What is being asked:
In the material below, find every line with "otra" and pull it out.

Entries provided:
________________________
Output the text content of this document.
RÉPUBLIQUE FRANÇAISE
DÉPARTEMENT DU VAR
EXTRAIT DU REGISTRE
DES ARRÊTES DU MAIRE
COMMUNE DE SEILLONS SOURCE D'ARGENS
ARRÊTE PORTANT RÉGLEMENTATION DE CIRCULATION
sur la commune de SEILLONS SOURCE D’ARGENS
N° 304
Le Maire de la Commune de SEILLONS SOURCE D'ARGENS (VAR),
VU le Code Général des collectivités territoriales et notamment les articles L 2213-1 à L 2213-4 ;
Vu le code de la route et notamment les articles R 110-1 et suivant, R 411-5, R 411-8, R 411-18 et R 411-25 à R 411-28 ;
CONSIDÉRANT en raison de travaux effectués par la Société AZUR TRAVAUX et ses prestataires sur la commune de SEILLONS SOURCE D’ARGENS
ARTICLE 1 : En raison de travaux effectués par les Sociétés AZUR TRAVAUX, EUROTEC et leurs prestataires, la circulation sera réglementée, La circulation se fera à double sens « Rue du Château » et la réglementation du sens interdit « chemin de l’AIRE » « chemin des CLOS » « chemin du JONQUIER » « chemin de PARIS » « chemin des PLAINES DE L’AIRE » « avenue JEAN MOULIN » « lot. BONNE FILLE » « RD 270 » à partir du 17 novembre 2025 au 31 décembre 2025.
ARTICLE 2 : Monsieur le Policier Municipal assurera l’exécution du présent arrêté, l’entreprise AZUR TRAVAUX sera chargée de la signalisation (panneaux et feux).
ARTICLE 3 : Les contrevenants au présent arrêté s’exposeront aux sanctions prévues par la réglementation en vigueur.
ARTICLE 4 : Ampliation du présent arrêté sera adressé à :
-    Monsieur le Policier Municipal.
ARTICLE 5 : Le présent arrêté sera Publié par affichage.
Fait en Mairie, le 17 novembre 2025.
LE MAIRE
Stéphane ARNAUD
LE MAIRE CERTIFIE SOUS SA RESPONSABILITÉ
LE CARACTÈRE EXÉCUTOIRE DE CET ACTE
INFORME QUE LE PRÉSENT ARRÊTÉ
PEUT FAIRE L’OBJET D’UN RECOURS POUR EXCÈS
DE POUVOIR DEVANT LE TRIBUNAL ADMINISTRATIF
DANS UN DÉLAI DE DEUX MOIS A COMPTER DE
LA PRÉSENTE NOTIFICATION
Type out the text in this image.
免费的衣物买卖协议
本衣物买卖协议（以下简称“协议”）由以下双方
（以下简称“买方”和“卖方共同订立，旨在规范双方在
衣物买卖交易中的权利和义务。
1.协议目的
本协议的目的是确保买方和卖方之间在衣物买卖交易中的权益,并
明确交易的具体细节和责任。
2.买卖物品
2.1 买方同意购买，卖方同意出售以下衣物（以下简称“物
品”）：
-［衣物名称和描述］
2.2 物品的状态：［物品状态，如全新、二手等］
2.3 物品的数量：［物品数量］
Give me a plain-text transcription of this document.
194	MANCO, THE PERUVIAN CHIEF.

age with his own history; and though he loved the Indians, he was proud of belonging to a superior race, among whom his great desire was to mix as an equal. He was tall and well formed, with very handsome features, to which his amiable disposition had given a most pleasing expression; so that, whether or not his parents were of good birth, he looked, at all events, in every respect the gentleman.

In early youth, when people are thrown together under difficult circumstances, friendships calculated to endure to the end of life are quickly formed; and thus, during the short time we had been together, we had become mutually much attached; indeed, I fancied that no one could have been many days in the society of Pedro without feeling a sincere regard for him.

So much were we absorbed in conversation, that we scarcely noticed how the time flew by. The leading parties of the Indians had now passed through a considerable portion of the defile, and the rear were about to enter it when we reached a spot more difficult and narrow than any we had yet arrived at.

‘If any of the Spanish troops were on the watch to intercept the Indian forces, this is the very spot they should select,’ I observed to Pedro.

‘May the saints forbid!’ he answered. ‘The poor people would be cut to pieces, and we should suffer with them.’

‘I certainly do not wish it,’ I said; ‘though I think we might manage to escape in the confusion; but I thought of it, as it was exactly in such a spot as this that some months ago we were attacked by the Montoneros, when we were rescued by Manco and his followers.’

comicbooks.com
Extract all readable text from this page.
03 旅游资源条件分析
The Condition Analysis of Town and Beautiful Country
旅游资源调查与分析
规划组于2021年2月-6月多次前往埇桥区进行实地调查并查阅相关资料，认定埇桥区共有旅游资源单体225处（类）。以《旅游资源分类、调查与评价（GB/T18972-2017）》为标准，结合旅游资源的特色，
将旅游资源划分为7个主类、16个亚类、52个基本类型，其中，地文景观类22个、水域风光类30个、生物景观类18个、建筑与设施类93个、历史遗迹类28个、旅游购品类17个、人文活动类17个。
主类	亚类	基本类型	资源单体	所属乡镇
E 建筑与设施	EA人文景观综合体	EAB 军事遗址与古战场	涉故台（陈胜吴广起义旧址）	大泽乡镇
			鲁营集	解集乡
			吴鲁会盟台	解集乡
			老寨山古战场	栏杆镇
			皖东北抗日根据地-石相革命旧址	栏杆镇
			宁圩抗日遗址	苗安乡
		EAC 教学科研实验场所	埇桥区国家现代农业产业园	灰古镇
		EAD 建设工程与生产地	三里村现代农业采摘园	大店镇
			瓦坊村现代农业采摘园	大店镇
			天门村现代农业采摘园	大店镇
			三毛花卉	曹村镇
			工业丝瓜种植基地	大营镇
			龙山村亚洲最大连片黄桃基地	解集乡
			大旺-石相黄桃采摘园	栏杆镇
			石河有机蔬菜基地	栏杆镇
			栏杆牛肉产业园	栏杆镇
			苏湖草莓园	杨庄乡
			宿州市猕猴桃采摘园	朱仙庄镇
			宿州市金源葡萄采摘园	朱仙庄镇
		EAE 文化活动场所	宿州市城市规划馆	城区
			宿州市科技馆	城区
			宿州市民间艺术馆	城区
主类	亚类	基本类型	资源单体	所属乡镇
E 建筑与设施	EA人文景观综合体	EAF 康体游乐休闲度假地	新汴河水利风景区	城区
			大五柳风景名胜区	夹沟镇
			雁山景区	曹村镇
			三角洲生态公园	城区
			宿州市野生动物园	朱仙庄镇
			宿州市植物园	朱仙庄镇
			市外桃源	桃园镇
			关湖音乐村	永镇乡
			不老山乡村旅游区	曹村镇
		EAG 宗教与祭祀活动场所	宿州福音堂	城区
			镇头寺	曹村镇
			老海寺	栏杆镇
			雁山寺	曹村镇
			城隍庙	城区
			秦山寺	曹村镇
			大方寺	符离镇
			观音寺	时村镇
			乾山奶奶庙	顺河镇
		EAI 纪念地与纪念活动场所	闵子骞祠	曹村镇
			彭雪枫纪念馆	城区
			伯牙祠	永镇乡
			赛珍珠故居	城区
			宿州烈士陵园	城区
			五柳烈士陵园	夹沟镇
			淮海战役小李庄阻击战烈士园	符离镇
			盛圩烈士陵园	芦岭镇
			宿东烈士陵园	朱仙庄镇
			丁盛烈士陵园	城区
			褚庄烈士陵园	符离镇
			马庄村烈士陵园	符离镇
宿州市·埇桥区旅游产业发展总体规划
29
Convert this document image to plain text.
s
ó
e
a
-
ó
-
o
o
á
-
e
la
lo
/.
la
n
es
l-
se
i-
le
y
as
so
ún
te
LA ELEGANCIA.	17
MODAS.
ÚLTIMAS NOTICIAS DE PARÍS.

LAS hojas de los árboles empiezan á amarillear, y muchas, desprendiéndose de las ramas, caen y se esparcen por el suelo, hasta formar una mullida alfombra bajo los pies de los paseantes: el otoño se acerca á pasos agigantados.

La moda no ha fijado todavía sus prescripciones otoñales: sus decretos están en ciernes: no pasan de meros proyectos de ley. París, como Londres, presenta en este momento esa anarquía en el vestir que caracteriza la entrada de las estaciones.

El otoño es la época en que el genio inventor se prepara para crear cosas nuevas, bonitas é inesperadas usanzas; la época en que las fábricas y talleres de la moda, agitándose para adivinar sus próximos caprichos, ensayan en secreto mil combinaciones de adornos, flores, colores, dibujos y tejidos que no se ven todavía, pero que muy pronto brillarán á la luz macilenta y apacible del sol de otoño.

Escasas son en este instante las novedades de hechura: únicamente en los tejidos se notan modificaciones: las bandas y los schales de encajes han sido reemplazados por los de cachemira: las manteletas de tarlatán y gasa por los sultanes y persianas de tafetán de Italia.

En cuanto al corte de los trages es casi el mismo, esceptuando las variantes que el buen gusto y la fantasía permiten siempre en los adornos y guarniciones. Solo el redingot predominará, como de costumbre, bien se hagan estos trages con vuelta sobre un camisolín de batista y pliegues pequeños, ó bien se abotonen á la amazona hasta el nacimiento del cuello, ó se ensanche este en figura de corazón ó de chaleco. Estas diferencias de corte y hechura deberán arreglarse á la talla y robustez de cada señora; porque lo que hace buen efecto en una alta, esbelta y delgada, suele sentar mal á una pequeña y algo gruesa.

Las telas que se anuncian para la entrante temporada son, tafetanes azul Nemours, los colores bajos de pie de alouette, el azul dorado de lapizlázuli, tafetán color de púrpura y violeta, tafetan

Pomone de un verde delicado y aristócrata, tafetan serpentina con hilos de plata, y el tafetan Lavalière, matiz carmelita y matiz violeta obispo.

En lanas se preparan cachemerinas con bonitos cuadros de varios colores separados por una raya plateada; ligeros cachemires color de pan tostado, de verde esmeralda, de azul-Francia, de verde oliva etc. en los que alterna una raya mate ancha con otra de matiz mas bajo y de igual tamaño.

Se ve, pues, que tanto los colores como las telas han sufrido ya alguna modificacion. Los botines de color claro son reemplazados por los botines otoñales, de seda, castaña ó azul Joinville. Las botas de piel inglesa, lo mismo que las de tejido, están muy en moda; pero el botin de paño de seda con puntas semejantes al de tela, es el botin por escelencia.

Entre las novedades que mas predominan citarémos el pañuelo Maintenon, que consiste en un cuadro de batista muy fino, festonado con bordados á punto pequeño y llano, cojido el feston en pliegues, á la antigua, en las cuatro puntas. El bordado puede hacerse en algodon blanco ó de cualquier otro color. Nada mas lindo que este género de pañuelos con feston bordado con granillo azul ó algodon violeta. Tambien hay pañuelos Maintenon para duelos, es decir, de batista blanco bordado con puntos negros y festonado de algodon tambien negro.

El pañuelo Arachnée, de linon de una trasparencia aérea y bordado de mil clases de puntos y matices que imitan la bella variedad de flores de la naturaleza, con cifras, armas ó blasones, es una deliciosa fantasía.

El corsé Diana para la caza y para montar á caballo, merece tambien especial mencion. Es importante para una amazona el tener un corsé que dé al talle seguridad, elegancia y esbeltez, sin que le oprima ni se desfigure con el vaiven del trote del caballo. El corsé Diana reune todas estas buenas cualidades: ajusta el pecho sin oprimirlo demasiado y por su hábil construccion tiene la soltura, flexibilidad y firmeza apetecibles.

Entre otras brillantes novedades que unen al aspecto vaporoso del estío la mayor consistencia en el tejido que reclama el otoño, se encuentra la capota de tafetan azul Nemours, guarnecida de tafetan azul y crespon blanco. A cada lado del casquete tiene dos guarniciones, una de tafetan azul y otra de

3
________________________
Output for this exercise:
En lanas se preparan cachemerinas con bonitos cuadros de varios colores separados por una raya plateada; ligeros cachemires color de pan tostado, de verde esmeralda, de azul-Francia, de verde oliva etc. en los que alterna una raya mate ancha con otra de matiz mas bajo y de igual tamaño.
Entre otras brillantes novedades que unen al aspecto vaporoso del estío la mayor consistencia en el tejido que reclama el otoño, se encuentra la capota de tafetan azul Nemours, guarnecida de tafetan azul y crespon blanco. A cada lado del casquete tiene dos guarniciones, una de tafetan azul y otra de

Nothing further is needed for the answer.